··· Excerpted records

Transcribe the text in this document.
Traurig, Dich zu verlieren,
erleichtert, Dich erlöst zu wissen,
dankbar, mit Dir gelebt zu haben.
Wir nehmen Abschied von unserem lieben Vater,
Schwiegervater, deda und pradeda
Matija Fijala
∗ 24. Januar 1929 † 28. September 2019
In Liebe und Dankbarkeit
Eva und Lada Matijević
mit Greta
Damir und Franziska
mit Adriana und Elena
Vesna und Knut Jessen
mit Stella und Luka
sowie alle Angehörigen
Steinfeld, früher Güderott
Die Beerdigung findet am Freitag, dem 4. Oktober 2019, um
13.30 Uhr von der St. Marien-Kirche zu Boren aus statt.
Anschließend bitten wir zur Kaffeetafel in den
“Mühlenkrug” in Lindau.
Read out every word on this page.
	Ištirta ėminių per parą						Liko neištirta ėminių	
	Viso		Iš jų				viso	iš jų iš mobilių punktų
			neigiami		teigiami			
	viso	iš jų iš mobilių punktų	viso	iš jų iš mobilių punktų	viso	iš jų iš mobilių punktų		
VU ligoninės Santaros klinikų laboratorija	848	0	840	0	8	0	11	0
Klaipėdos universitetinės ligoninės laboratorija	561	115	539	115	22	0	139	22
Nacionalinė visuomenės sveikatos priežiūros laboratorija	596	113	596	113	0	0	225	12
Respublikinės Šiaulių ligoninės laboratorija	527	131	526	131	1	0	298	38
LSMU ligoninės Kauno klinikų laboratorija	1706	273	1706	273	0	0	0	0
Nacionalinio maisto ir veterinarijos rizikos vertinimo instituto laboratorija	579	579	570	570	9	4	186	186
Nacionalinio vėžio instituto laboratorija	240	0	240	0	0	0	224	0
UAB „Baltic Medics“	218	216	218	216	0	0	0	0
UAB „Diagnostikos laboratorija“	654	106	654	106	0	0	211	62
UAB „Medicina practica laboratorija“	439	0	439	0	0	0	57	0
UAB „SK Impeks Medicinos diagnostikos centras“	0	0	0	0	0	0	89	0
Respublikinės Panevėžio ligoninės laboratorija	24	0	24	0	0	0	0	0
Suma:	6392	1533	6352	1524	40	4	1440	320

······

:: Directions ::
Across the records, count the lines holding the string "Respublikinės". Give the number and stop.

:: Task answer ::
2